Short exercise
Count how many lines hold the string "meson". Answer with that number and nothing more.

Exercise inputs
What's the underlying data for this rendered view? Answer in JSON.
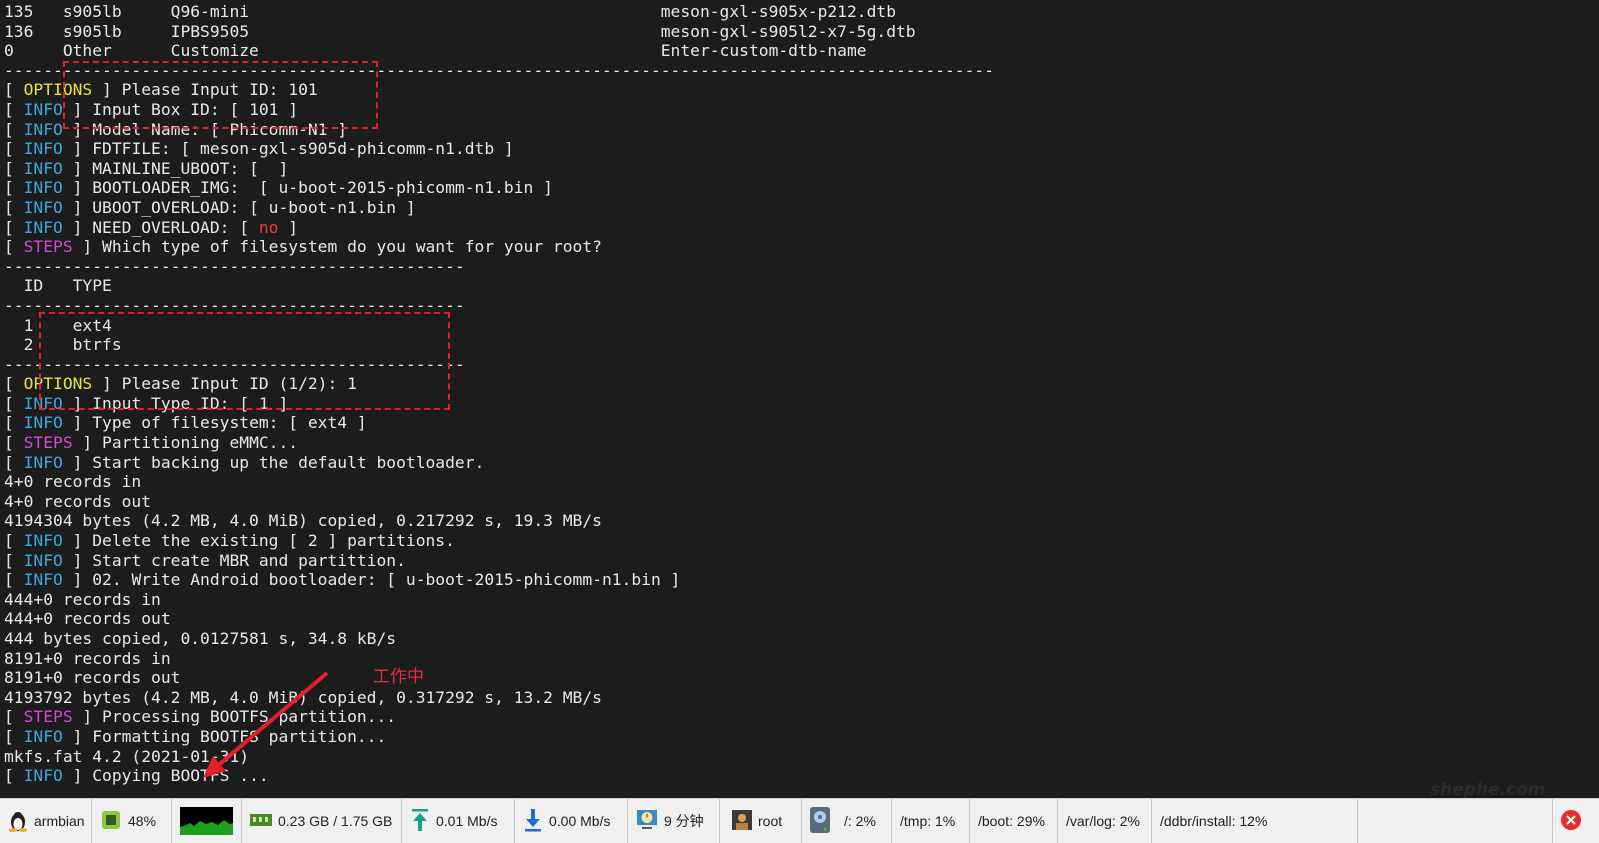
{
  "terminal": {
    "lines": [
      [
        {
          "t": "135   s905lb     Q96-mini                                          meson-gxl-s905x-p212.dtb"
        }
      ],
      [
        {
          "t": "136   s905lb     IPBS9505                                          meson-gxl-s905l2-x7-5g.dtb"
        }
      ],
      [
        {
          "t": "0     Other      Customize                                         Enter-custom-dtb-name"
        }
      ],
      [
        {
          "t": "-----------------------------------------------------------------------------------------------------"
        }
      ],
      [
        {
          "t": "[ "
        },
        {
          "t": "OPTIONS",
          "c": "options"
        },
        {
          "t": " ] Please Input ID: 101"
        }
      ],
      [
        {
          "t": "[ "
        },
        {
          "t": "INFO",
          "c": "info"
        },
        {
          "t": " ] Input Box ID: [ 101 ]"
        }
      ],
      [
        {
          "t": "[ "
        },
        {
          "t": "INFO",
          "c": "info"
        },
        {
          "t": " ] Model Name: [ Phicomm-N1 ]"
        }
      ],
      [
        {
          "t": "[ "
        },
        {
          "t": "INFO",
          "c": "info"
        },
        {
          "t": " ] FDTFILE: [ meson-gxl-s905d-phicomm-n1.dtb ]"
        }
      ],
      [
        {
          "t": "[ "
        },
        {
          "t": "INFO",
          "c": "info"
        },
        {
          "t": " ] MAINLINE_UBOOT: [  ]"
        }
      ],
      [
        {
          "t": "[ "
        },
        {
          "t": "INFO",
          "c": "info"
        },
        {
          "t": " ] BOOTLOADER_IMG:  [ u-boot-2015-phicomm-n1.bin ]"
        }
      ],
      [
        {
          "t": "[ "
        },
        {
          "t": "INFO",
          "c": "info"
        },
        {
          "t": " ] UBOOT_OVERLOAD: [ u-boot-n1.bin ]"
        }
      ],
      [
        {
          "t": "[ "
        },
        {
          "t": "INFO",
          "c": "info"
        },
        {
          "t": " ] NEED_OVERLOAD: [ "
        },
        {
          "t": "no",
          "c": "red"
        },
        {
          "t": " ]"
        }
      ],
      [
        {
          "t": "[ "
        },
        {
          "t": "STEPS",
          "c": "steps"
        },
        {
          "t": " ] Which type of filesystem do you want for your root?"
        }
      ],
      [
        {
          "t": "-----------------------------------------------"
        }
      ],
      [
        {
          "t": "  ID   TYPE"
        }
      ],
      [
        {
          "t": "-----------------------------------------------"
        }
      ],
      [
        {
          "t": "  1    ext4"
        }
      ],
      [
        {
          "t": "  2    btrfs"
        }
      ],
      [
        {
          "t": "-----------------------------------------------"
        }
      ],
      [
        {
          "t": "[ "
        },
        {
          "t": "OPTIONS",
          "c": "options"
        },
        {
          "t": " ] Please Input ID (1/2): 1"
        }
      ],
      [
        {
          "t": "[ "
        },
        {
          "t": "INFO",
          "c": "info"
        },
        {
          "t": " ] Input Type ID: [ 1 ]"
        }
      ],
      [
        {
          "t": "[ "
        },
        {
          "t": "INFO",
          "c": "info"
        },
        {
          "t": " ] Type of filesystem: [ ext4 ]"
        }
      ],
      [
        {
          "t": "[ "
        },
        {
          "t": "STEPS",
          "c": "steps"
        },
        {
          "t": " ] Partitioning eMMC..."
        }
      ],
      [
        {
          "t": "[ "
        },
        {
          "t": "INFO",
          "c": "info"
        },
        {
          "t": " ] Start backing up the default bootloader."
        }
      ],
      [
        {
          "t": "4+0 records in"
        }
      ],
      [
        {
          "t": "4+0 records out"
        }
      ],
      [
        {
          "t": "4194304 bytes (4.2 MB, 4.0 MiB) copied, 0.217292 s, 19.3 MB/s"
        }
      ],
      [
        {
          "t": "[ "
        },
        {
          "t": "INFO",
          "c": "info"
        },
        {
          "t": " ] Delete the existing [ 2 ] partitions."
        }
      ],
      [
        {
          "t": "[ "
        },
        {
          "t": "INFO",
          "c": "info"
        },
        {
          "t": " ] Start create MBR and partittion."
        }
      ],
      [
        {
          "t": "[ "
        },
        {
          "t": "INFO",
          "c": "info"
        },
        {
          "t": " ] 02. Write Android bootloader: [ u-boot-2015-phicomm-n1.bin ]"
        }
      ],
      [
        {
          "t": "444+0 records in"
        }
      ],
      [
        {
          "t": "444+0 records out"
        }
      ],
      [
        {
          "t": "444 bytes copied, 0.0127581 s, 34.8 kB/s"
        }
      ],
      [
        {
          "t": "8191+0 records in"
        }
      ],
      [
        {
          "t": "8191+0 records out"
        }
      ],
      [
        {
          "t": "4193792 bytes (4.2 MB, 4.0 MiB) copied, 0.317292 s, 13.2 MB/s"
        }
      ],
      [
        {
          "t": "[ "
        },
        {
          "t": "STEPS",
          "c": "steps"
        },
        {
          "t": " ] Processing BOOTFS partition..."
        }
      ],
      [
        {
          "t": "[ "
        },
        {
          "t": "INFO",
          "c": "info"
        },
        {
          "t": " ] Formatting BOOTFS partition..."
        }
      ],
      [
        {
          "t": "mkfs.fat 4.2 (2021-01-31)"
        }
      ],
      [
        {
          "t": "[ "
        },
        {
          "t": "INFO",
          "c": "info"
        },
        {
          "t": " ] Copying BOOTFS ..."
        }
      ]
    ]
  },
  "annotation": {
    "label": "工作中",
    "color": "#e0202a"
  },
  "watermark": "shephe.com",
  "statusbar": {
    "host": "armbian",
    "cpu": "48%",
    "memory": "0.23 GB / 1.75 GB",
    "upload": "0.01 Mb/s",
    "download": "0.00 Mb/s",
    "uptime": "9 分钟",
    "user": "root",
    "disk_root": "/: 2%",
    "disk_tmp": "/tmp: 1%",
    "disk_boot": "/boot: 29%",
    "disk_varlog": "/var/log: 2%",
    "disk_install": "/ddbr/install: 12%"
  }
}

Response
3